Records contained in a dataset
========================
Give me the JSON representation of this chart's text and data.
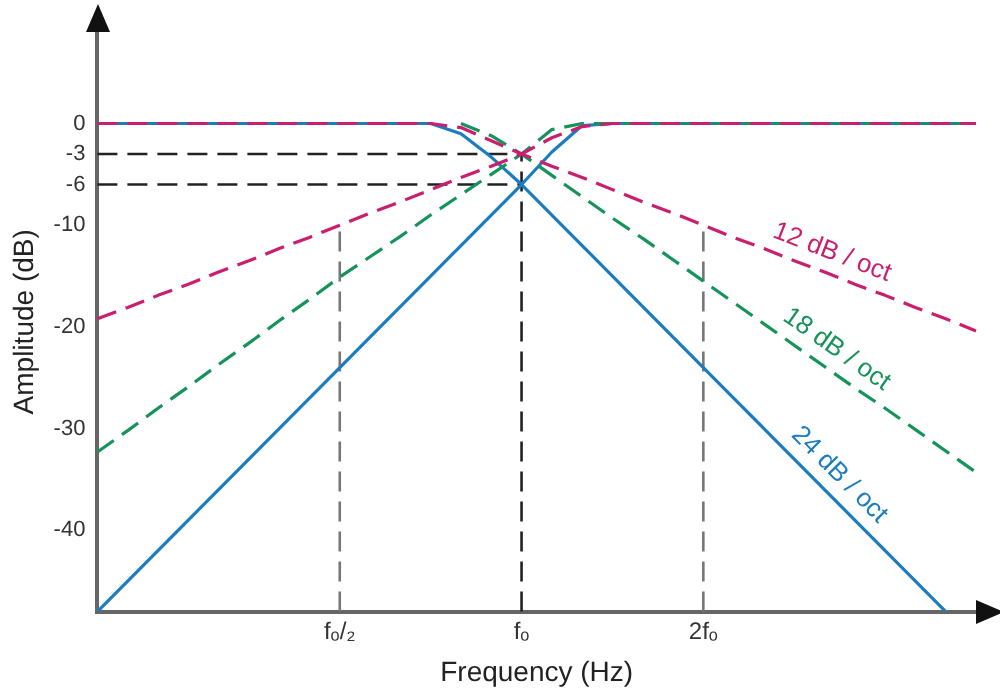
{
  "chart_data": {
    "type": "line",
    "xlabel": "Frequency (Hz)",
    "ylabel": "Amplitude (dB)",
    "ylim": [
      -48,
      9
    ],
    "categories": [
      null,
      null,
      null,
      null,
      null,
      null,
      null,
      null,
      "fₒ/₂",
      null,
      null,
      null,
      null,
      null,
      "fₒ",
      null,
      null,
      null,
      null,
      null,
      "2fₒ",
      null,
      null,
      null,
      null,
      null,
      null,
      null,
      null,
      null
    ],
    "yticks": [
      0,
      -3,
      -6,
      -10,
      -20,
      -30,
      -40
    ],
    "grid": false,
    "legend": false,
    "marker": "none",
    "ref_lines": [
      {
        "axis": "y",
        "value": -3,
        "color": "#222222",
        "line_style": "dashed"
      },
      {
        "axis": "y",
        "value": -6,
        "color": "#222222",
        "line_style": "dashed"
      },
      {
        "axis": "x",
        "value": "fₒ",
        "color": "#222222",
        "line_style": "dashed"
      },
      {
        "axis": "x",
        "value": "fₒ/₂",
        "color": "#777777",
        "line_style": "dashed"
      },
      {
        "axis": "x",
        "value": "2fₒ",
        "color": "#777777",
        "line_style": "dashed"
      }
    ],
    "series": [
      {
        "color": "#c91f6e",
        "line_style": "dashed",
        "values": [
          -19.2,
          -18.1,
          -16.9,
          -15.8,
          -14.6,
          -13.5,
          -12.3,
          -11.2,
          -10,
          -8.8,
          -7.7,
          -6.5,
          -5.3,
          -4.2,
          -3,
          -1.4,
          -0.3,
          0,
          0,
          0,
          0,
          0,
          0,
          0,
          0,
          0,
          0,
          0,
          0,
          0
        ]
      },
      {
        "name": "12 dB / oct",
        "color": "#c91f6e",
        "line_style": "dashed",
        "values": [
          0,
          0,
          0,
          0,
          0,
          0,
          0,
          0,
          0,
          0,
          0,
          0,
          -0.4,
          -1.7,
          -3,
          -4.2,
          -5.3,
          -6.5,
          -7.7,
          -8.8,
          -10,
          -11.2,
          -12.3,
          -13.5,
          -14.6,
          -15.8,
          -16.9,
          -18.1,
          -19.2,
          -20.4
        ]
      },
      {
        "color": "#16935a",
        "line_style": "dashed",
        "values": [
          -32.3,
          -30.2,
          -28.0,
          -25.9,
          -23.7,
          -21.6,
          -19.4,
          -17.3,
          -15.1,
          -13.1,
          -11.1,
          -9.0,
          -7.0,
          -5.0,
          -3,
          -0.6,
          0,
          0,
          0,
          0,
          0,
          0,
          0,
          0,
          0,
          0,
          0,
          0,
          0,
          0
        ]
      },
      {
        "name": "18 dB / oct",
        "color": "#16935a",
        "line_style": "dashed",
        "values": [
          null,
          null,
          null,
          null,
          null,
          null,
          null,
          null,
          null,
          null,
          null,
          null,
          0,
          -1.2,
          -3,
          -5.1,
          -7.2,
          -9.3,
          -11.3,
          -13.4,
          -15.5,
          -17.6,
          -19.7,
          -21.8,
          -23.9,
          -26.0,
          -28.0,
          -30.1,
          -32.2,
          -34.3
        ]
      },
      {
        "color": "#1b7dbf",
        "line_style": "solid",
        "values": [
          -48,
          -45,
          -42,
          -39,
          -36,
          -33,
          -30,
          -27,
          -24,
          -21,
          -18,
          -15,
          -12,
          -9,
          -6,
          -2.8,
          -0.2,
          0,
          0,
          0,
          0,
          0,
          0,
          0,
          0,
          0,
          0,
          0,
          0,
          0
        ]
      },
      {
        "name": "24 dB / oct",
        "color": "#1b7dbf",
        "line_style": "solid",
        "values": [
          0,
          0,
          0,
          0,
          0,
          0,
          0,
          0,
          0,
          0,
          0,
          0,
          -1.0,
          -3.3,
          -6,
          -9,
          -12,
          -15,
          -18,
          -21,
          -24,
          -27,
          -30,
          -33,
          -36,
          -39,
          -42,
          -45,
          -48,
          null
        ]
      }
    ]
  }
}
========================
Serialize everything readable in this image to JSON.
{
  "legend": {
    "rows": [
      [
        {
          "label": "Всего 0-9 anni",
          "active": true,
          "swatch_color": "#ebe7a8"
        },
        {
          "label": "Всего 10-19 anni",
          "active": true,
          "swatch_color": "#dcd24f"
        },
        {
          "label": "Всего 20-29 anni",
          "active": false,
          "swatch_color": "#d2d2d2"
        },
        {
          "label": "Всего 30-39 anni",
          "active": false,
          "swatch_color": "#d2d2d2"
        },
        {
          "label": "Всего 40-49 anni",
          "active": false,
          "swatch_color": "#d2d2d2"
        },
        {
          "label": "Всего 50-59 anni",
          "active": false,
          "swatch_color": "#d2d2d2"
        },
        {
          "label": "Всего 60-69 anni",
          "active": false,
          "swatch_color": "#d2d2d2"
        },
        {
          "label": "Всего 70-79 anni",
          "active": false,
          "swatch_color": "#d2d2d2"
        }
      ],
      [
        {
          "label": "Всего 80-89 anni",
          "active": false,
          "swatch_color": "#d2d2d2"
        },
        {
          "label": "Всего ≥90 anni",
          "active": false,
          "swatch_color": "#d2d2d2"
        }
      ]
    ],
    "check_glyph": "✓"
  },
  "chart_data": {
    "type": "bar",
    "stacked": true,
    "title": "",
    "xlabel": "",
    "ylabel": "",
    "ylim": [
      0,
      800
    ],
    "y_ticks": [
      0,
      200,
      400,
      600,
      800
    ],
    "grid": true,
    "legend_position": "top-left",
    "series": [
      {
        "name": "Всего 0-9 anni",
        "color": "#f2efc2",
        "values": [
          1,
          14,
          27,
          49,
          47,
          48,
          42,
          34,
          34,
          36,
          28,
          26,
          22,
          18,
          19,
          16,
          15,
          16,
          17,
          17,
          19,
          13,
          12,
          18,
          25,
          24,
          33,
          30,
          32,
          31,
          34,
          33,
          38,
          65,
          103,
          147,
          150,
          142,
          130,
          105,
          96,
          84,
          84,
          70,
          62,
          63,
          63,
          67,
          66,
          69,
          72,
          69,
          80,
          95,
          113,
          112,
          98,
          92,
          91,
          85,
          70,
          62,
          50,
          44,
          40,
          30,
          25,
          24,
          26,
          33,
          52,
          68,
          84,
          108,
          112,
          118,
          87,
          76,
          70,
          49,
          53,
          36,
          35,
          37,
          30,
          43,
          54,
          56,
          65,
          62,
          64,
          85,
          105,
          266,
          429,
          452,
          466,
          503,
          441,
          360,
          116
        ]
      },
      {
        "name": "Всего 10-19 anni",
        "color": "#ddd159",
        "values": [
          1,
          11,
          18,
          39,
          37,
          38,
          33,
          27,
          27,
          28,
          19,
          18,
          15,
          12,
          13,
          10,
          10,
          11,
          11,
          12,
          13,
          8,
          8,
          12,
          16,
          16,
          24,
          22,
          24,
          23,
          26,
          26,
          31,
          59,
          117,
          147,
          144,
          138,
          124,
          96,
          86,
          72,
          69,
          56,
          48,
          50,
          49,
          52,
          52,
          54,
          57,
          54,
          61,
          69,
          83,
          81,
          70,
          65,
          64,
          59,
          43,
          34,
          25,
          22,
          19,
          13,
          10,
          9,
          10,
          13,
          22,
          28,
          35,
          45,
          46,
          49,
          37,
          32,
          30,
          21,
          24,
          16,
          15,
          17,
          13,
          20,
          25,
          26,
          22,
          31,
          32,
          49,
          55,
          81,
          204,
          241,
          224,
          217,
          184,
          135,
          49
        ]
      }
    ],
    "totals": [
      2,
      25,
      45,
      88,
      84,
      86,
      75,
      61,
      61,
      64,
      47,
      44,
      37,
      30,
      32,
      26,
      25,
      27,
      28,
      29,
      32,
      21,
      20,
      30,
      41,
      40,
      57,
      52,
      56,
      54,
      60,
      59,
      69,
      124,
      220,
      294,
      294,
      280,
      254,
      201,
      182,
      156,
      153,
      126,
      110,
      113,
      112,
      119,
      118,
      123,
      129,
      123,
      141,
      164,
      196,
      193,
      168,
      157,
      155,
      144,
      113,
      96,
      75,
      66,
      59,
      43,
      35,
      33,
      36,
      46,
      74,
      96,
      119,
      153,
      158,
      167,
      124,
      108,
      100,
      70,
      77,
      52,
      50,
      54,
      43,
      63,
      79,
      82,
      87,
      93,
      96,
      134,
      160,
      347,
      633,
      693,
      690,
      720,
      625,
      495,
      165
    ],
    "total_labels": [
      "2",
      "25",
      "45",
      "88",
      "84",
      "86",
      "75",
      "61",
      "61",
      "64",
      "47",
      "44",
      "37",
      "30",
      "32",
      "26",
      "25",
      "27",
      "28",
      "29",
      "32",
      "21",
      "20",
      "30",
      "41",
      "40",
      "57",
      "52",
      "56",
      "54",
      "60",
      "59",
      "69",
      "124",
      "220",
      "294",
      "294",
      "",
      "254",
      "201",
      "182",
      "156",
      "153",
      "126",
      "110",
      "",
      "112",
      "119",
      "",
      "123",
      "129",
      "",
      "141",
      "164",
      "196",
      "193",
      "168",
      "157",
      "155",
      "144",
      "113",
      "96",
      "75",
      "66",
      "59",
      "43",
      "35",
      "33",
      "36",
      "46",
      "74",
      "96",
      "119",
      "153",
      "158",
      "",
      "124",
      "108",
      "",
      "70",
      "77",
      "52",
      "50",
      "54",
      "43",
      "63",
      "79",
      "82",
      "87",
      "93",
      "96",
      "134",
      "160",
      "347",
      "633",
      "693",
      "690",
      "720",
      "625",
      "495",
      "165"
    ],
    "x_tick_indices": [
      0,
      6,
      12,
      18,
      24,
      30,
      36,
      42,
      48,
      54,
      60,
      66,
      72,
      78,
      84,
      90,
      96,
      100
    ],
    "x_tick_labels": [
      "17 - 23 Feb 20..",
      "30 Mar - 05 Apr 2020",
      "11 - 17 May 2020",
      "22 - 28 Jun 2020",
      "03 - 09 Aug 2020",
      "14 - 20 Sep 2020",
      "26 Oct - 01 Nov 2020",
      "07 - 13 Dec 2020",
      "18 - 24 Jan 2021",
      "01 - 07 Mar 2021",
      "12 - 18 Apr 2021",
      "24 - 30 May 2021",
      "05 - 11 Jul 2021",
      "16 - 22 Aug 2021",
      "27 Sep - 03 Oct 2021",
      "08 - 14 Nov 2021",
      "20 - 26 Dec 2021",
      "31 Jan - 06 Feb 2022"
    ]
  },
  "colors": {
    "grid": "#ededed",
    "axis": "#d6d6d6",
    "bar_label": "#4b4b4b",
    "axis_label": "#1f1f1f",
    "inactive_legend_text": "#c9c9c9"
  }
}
========================
* [What you will do]:
Read the data above. Pull out each line in which the string "this" appears.

* [Task response]:
Give me the JSON representation of this chart's text and data.
Serialize everything readable in this image to JSON.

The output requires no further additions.